What the task requires
Reproduce all entries precisely, down to the last character.

Extracted information
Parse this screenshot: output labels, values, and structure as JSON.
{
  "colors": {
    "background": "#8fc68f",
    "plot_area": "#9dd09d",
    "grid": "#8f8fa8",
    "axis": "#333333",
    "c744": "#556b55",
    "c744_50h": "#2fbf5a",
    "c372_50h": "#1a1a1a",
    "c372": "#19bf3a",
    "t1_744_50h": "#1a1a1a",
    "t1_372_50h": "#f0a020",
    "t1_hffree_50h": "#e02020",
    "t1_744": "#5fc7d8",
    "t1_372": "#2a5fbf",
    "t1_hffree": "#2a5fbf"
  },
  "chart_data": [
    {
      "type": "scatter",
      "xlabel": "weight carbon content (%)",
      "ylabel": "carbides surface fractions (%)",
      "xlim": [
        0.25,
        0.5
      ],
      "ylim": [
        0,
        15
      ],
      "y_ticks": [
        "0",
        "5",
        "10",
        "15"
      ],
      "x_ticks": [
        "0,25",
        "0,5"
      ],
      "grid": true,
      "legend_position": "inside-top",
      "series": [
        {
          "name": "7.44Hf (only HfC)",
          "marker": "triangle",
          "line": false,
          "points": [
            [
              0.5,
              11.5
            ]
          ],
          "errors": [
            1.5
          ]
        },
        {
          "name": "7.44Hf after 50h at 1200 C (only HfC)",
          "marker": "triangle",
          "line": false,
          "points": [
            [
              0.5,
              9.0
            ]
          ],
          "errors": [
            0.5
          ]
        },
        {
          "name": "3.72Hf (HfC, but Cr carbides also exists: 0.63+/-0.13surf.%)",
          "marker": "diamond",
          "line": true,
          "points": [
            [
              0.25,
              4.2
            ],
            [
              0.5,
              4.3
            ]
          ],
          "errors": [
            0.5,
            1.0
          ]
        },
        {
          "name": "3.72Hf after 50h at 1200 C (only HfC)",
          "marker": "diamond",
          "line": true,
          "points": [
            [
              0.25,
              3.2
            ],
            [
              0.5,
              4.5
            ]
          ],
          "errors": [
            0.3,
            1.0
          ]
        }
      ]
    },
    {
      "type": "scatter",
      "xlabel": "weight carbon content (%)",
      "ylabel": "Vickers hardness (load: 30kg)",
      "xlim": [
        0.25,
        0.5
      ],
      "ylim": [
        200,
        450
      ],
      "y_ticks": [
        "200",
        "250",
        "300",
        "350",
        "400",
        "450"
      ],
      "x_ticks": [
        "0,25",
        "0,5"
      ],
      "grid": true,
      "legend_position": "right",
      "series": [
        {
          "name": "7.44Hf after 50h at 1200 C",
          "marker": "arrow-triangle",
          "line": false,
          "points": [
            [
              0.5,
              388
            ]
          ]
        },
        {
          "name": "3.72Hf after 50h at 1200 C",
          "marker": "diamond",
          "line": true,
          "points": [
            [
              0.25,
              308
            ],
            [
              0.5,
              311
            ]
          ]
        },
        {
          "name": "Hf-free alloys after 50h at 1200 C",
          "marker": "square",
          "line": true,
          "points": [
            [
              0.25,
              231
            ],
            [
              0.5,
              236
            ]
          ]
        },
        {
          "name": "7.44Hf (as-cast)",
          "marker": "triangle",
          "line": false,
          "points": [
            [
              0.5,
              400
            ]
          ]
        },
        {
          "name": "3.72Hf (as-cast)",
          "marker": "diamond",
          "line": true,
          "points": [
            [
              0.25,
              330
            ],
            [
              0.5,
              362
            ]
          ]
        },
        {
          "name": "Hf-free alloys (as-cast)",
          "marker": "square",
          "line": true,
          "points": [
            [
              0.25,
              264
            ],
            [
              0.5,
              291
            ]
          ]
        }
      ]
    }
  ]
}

Output of the task
Parse this screenshot: output labels, values, and structure as JSON.
{
  "colors": {
    "background": "#8fc68f",
    "plot_area": "#9dd09d",
    "grid": "#8f8fa8",
    "axis": "#333333",
    "c744": "#556b55",
    "c744_50h": "#2fbf5a",
    "c372_50h": "#1a1a1a",
    "c372": "#19bf3a",
    "t1_744_50h": "#1a1a1a",
    "t1_372_50h": "#f0a020",
    "t1_hffree_50h": "#e02020",
    "t1_744": "#5fc7d8",
    "t1_372": "#2a5fbf",
    "t1_hffree": "#2a5fbf"
  },
  "chart_data": [
    {
      "type": "scatter",
      "xlabel": "weight carbon content (%)",
      "ylabel": "carbides surface fractions (%)",
      "xlim": [
        0.25,
        0.5
      ],
      "ylim": [
        0,
        15
      ],
      "y_ticks": [
        "0",
        "5",
        "10",
        "15"
      ],
      "x_ticks": [
        "0,25",
        "0,5"
      ],
      "grid": true,
      "legend_position": "inside-top",
      "series": [
        {
          "name": "7.44Hf (only HfC)",
          "marker": "triangle",
          "line": false,
          "points": [
            [
              0.5,
              11.5
            ]
          ],
          "errors": [
            1.5
          ]
        },
        {
          "name": "7.44Hf after 50h at 1200 C (only HfC)",
          "marker": "triangle",
          "line": false,
          "points": [
            [
              0.5,
              9.0
            ]
          ],
          "errors": [
            0.5
          ]
        },
        {
          "name": "3.72Hf (HfC, but Cr carbides also exists: 0.63+/-0.13surf.%)",
          "marker": "diamond",
          "line": true,
          "points": [
            [
              0.25,
              4.2
            ],
            [
              0.5,
              4.3
            ]
          ],
          "errors": [
            0.5,
            1.0
          ]
        },
        {
          "name": "3.72Hf after 50h at 1200 C (only HfC)",
          "marker": "diamond",
          "line": true,
          "points": [
            [
              0.25,
              3.2
            ],
            [
              0.5,
              4.5
            ]
          ],
          "errors": [
            0.3,
            1.0
          ]
        }
      ]
    },
    {
      "type": "scatter",
      "xlabel": "weight carbon content (%)",
      "ylabel": "Vickers hardness (load: 30kg)",
      "xlim": [
        0.25,
        0.5
      ],
      "ylim": [
        200,
        450
      ],
      "y_ticks": [
        "200",
        "250",
        "300",
        "350",
        "400",
        "450"
      ],
      "x_ticks": [
        "0,25",
        "0,5"
      ],
      "grid": true,
      "legend_position": "right",
      "series": [
        {
          "name": "7.44Hf after 50h at 1200 C",
          "marker": "arrow-triangle",
          "line": false,
          "points": [
            [
              0.5,
              388
            ]
          ]
        },
        {
          "name": "3.72Hf after 50h at 1200 C",
          "marker": "diamond",
          "line": true,
          "points": [
            [
              0.25,
              308
            ],
            [
              0.5,
              311
            ]
          ]
        },
        {
          "name": "Hf-free alloys after 50h at 1200 C",
          "marker": "square",
          "line": true,
          "points": [
            [
              0.25,
              231
            ],
            [
              0.5,
              236
            ]
          ]
        },
        {
          "name": "7.44Hf (as-cast)",
          "marker": "triangle",
          "line": false,
          "points": [
            [
              0.5,
              400
            ]
          ]
        },
        {
          "name": "3.72Hf (as-cast)",
          "marker": "diamond",
          "line": true,
          "points": [
            [
              0.25,
              330
            ],
            [
              0.5,
              362
            ]
          ]
        },
        {
          "name": "Hf-free alloys (as-cast)",
          "marker": "square",
          "line": true,
          "points": [
            [
              0.25,
              264
            ],
            [
              0.5,
              291
            ]
          ]
        }
      ]
    }
  ]
}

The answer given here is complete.